PROBLEM DESCRIPTION:
List every line below containing "lequel".

DATA ENTRIES:
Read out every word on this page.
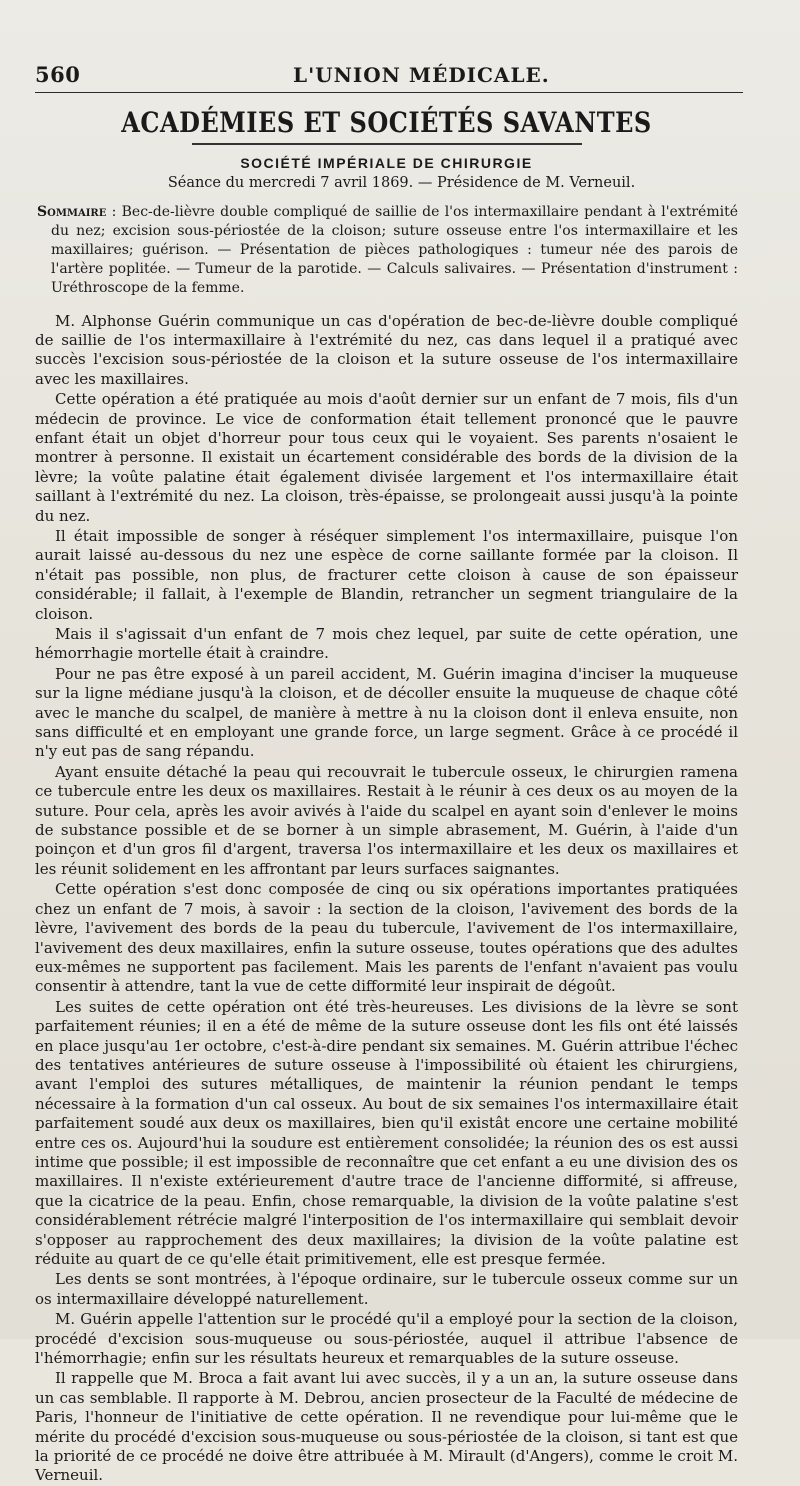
560	L'UNION MÉDICALE.
ACADÉMIES ET SOCIÉTÉS SAVANTES
SOCIÉTÉ IMPÉRIALE DE CHIRURGIE
Séance du mercredi 7 avril 1869. — Présidence de M. Verneuil.
Sommaire : Bec-de-lièvre double compliqué de saillie de l'os intermaxillaire pendant à l'extrémité du nez; excision sous-périostée de la cloison; suture osseuse entre l'os intermaxillaire et les maxillaires; guérison. — Présentation de pièces pathologiques : tumeur née des parois de l'artère poplitée. — Tumeur de la parotide. — Calculs salivaires. — Présentation d'instrument : Uréthroscope de la femme.

M. Alphonse Guérin communique un cas d'opération de bec-de-lièvre double compliqué de saillie de l'os intermaxillaire à l'extrémité du nez, cas dans lequel il a pratiqué avec succès l'excision sous-périostée de la cloison et la suture osseuse de l'os intermaxillaire avec les maxillaires.

Cette opération a été pratiquée au mois d'août dernier sur un enfant de 7 mois, fils d'un médecin de province. Le vice de conformation était tellement prononcé que le pauvre enfant était un objet d'horreur pour tous ceux qui le voyaient. Ses parents n'osaient le montrer à personne. Il existait un écartement considérable des bords de la division de la lèvre; la voûte palatine était également divisée largement et l'os intermaxillaire était saillant à l'extrémité du nez. La cloison, très-épaisse, se prolongeait aussi jusqu'à la pointe du nez.

Il était impossible de songer à réséquer simplement l'os intermaxillaire, puisque l'on aurait laissé au-dessous du nez une espèce de corne saillante formée par la cloison. Il n'était pas possible, non plus, de fracturer cette cloison à cause de son épaisseur considérable; il fallait, à l'exemple de Blandin, retrancher un segment triangulaire de la cloison.

Mais il s'agissait d'un enfant de 7 mois chez lequel, par suite de cette opération, une hémorrhagie mortelle était à craindre.

Pour ne pas être exposé à un pareil accident, M. Guérin imagina d'inciser la muqueuse sur la ligne médiane jusqu'à la cloison, et de décoller ensuite la muqueuse de chaque côté avec le manche du scalpel, de manière à mettre à nu la cloison dont il enleva ensuite, non sans difficulté et en employant une grande force, un large segment. Grâce à ce procédé il n'y eut pas de sang répandu.

Ayant ensuite détaché la peau qui recouvrait le tubercule osseux, le chirurgien ramena ce tubercule entre les deux os maxillaires. Restait à le réunir à ces deux os au moyen de la suture. Pour cela, après les avoir avivés à l'aide du scalpel en ayant soin d'enlever le moins de substance possible et de se borner à un simple abrasement, M. Guérin, à l'aide d'un poinçon et d'un gros fil d'argent, traversa l'os intermaxillaire et les deux os maxillaires et les réunit solidement en les affrontant par leurs surfaces saignantes.

Cette opération s'est donc composée de cinq ou six opérations importantes pratiquées chez un enfant de 7 mois, à savoir : la section de la cloison, l'avivement des bords de la lèvre, l'avivement des bords de la peau du tubercule, l'avivement de l'os intermaxillaire, l'avivement des deux maxillaires, enfin la suture osseuse, toutes opérations que des adultes eux-mêmes ne supportent pas facilement. Mais les parents de l'enfant n'avaient pas voulu consentir à attendre, tant la vue de cette difformité leur inspirait de dégoût.

Les suites de cette opération ont été très-heureuses. Les divisions de la lèvre se sont parfaitement réunies; il en a été de même de la suture osseuse dont les fils ont été laissés en place jusqu'au 1er octobre, c'est-à-dire pendant six semaines. M. Guérin attribue l'échec des tentatives antérieures de suture osseuse à l'impossibilité où étaient les chirurgiens, avant l'emploi des sutures métalliques, de maintenir la réunion pendant le temps nécessaire à la formation d'un cal osseux. Au bout de six semaines l'os intermaxillaire était parfaitement soudé aux deux os maxillaires, bien qu'il existât encore une certaine mobilité entre ces os. Aujourd'hui la soudure est entièrement consolidée; la réunion des os est aussi intime que possible; il est impossible de reconnaître que cet enfant a eu une division des os maxillaires. Il n'existe extérieurement d'autre trace de l'ancienne difformité, si affreuse, que la cicatrice de la peau. Enfin, chose remarquable, la division de la voûte palatine s'est considérablement rétrécie malgré l'interposition de l'os intermaxillaire qui semblait devoir s'opposer au rapprochement des deux maxillaires; la division de la voûte palatine est réduite au quart de ce qu'elle était primitivement, elle est presque fermée.

Les dents se sont montrées, à l'époque ordinaire, sur le tubercule osseux comme sur un os intermaxillaire développé naturellement.

M. Guérin appelle l'attention sur le procédé qu'il a employé pour la section de la cloison, procédé d'excision sous-muqueuse ou sous-périostée, auquel il attribue l'absence de l'hémorrhagie; enfin sur les résultats heureux et remarquables de la suture osseuse.

Il rappelle que M. Broca a fait avant lui avec succès, il y a un an, la suture osseuse dans un cas semblable. Il rapporte à M. Debrou, ancien prosecteur de la Faculté de médecine de Paris, l'honneur de l'initiative de cette opération. Il ne revendique pour lui-même que le mérite du procédé d'excision sous-muqueuse ou sous-périostée de la cloison, si tant est que la priorité de ce procédé ne doive être attribuée à M. Mirault (d'Angers), comme le croit M. Verneuil.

ANSWER TO THE EXERCISE:
M. Alphonse Guérin communique un cas d'opération de bec-de-lièvre double compliqué de saillie de l'os intermaxillaire à l'extrémité du nez, cas dans lequel il a pratiqué avec succès l'excision sous-périostée de la cloison et la suture osseuse de l'os intermaxillaire avec les maxillaires.
Mais il s'agissait d'un enfant de 7 mois chez lequel, par suite de cette opération, une hémorrhagie mortelle était à craindre.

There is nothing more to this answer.